Document excerpt START

Court Opinion

ID: 7340920
Source: CourtListenerOpinion
Date Created: 2022-07-25 23:51:43.822338+00
Date Added: 2024-06-11T16:20:15.792493
License: Public Domain

GOFF, J. (dissenting).
The intent of the Agricultural Law is to prevent fraud by sellers upon purchasers of articles of food. Where a purchaser calls for an article of a certain quality or description, and the seller delivers to him an article of another quality or designation, the purchaser does not receive that which he called for, and where the seller knowingly and willfully gives to the purchaser an article of food other than and a substitute for that which the purchaser has called for, he violates the law both in the letter and in the spirit. It is clearly prohibited by law to sell an imitation under the distinctive name of another article. Agricultural Law "(Consol. Laws, c. 1) § 201. Here the purchaser asked for lard, and, with the knowledge of the seller, received a thing that was not lard. Defendant’s clerk wished to stamp the package “compound lard.” In offering to do so, he offered to misbrand it. Lard is “the- melted and strained fat of swine” (Encyclopaedia Americana). If “compound lard” means anything, it means a kind of lard. What was sold was-a combination of beef fat and cotton seed oil. The chemist who analyzed the substance sold testified as a fact that it was not lard, but a substitute.

Document excerpt END
The data START

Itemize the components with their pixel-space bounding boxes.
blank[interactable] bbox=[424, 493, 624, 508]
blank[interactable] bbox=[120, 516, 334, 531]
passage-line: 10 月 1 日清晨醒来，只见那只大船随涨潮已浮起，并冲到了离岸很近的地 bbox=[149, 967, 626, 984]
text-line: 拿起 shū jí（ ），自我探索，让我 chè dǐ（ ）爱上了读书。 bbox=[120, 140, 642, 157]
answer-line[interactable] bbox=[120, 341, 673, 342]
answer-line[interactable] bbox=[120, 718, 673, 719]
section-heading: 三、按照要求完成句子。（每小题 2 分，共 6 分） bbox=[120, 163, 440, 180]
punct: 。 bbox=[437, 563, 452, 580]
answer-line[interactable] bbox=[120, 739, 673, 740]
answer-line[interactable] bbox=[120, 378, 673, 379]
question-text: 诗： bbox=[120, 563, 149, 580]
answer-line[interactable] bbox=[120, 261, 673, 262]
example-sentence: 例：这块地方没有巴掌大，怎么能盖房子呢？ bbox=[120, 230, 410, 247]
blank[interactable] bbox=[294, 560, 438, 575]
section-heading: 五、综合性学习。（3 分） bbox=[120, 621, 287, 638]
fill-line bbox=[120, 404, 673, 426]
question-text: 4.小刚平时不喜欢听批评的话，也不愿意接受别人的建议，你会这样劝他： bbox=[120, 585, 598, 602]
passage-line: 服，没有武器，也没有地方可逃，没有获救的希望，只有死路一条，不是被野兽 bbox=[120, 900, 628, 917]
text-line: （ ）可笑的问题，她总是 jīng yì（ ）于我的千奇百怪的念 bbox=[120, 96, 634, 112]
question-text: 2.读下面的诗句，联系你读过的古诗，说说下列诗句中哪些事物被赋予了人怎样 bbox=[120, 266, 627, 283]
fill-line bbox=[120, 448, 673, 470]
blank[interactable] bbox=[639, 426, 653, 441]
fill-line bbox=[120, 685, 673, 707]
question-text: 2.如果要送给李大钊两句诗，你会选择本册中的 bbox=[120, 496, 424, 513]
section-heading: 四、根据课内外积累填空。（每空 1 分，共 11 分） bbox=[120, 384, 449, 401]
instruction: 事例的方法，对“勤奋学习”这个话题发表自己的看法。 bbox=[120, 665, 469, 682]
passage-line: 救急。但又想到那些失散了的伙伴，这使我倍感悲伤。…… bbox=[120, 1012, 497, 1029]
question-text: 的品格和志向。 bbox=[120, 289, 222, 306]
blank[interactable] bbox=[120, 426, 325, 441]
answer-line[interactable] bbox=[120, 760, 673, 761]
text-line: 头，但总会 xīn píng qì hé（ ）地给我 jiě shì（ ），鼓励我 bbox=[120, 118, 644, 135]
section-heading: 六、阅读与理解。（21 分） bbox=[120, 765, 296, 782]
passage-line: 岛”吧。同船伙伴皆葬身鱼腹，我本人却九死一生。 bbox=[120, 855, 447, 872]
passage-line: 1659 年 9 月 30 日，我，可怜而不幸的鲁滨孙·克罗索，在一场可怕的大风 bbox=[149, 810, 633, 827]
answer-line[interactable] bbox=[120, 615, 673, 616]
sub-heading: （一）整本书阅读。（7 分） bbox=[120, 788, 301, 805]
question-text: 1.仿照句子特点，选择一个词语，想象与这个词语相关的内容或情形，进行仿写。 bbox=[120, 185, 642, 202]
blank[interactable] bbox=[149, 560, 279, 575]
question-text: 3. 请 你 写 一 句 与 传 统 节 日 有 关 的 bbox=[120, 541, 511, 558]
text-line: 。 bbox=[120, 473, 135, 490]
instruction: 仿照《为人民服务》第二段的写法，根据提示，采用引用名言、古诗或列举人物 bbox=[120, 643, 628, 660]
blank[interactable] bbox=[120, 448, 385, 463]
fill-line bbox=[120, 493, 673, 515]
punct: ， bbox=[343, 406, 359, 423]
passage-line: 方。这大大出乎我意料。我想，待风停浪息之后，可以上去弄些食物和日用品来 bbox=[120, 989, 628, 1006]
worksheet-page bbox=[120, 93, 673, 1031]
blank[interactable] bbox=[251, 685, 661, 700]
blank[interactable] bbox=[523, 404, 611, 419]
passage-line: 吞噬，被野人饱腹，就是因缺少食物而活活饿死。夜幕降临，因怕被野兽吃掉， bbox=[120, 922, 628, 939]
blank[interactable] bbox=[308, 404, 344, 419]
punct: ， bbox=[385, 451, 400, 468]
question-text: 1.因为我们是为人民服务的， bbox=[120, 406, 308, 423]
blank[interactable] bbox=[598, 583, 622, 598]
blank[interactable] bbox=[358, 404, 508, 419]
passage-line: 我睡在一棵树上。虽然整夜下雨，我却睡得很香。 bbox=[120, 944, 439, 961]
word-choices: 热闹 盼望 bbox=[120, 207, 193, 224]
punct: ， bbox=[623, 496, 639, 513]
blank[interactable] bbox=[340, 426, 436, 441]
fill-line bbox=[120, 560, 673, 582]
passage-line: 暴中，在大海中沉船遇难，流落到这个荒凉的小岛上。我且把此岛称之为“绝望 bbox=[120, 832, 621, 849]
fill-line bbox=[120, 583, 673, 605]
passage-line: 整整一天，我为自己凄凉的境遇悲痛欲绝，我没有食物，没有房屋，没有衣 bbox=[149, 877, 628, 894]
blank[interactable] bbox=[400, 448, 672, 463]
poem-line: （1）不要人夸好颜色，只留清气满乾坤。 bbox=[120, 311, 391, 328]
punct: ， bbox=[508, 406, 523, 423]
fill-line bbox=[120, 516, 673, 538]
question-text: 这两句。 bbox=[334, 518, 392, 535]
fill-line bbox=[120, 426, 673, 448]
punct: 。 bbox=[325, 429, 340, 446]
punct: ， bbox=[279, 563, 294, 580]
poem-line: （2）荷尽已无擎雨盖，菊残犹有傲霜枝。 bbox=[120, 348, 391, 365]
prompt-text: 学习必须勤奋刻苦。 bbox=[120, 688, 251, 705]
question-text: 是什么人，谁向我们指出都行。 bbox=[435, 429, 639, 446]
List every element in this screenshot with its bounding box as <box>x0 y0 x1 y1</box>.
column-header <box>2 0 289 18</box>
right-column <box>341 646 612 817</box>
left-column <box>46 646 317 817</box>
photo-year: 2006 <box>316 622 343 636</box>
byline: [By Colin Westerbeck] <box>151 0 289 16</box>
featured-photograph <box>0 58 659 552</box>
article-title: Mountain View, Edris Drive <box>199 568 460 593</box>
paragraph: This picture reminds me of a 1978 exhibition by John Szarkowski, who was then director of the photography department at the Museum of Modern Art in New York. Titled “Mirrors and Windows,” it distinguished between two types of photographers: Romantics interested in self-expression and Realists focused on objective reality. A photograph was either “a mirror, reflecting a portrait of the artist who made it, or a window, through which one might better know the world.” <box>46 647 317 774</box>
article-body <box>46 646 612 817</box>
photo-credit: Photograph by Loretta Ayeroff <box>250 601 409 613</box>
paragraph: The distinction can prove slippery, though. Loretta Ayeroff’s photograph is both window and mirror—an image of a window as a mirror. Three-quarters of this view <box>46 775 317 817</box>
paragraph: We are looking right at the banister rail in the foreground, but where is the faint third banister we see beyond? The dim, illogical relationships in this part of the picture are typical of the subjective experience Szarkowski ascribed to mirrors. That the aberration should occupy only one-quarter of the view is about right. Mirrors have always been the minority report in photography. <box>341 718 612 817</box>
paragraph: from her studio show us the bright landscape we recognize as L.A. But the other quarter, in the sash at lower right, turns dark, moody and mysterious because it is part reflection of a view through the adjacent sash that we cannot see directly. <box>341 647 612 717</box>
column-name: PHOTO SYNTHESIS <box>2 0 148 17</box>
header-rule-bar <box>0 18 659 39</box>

The data END

*Exercise 1:* From the court opinion about the lard sale, copy the passage from "ID: 7340920" up to and including "GOFF, J. (dissenting).".
*Exercise 2:* In the dissenting court opinion about the lard sale, what was the substance sold actually made of?
*Exercise 3:* Pick up the dissenting opinion on the compound lard sale after its last sentence and carry it on.

*Expected output 1:*
ID: 7340920
Source: CourtListenerOpinion
Date Created: 2022-07-25 23:51:43.822338+00
Date Added: 2024-06-11T16:20:15.792493
License: Public Domain

GOFF, J. (dissenting).

*Expected output 2:* It was a combination of beef fat and cotton seed oil.

*Expected output 3:*
_ There was sufficient evidence to connect the defendant with the particular offense complained of. Apart from the admission of an employe in charge of the store, his name was displayed on a signboard over the entrance, which, taken with the evidence before alluded to, constituted prima facie evidence of proprietorship and authorization of the acts of his salesman. Low v. Hart, 90 N. Y. 457; Seaman v. Koehler, 122 N. Y. 646, 25 N. E. 353. The quality of evidence required to convict an accused of crime differs from that sufficient to sustain a civil action for a penalty. In the one case, there must be evidence beyond a reasonable doubt. In the other, a fair preponderance is sufficient. Intent was not an essential. The sale was malum prohibitum, and consequently the act constituted the violation. Defendant must be held to have intended to do that which he did do, or which he empowered his salesman to do. I think there was sufficient evidence to connect defendant with, and hold him responsible for, the transaction complained of.
The judgment of dismissal should be reversed.